Records:

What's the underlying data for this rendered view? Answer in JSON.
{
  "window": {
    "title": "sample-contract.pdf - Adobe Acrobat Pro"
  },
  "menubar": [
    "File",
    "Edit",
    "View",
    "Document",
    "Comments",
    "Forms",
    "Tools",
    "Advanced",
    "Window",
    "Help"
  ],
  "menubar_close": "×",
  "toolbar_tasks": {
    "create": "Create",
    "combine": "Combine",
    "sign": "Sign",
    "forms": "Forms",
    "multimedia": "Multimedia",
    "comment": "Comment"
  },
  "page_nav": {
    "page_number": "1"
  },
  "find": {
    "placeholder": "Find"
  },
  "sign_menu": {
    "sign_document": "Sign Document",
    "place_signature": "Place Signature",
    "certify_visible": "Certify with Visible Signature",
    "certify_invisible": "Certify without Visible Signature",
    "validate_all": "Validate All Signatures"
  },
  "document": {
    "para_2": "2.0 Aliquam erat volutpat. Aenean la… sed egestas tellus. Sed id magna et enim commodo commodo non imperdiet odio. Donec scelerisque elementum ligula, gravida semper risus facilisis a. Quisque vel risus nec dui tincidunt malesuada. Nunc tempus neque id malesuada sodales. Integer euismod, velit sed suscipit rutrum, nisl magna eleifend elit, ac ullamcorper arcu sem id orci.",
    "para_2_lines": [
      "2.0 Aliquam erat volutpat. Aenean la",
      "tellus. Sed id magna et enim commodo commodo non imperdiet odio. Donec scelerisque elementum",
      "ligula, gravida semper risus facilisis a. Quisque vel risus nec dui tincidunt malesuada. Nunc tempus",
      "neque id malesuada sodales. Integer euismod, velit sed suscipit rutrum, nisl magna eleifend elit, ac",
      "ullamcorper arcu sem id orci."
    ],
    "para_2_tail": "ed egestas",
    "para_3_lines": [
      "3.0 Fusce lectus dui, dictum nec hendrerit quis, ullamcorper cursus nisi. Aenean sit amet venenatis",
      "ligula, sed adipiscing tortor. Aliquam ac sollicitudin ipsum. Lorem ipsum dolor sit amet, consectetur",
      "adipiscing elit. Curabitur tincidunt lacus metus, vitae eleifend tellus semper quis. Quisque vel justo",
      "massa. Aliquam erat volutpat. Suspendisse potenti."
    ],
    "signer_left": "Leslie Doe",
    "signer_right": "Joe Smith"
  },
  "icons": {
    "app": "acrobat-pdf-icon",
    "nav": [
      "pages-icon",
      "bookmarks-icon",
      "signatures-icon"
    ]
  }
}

- Set exercise -
Copy every record exactly, with nothing added or dropped.

- The solution -
What's the underlying data for this rendered view? Answer in JSON.
{
  "window": {
    "title": "sample-contract.pdf - Adobe Acrobat Pro"
  },
  "menubar": [
    "File",
    "Edit",
    "View",
    "Document",
    "Comments",
    "Forms",
    "Tools",
    "Advanced",
    "Window",
    "Help"
  ],
  "menubar_close": "×",
  "toolbar_tasks": {
    "create": "Create",
    "combine": "Combine",
    "sign": "Sign",
    "forms": "Forms",
    "multimedia": "Multimedia",
    "comment": "Comment"
  },
  "page_nav": {
    "page_number": "1"
  },
  "find": {
    "placeholder": "Find"
  },
  "sign_menu": {
    "sign_document": "Sign Document",
    "place_signature": "Place Signature",
    "certify_visible": "Certify with Visible Signature",
    "certify_invisible": "Certify without Visible Signature",
    "validate_all": "Validate All Signatures"
  },
  "document": {
    "para_2": "2.0 Aliquam erat volutpat. Aenean la… sed egestas tellus. Sed id magna et enim commodo commodo non imperdiet odio. Donec scelerisque elementum ligula, gravida semper risus facilisis a. Quisque vel risus nec dui tincidunt malesuada. Nunc tempus neque id malesuada sodales. Integer euismod, velit sed suscipit rutrum, nisl magna eleifend elit, ac ullamcorper arcu sem id orci.",
    "para_2_lines": [
      "2.0 Aliquam erat volutpat. Aenean la",
      "tellus. Sed id magna et enim commodo commodo non imperdiet odio. Donec scelerisque elementum",
      "ligula, gravida semper risus facilisis a. Quisque vel risus nec dui tincidunt malesuada. Nunc tempus",
      "neque id malesuada sodales. Integer euismod, velit sed suscipit rutrum, nisl magna eleifend elit, ac",
      "ullamcorper arcu sem id orci."
    ],
    "para_2_tail": "ed egestas",
    "para_3_lines": [
      "3.0 Fusce lectus dui, dictum nec hendrerit quis, ullamcorper cursus nisi. Aenean sit amet venenatis",
      "ligula, sed adipiscing tortor. Aliquam ac sollicitudin ipsum. Lorem ipsum dolor sit amet, consectetur",
      "adipiscing elit. Curabitur tincidunt lacus metus, vitae eleifend tellus semper quis. Quisque vel justo",
      "massa. Aliquam erat volutpat. Suspendisse potenti."
    ],
    "signer_left": "Leslie Doe",
    "signer_right": "Joe Smith"
  },
  "icons": {
    "app": "acrobat-pdf-icon",
    "nav": [
      "pages-icon",
      "bookmarks-icon",
      "signatures-icon"
    ]
  }
}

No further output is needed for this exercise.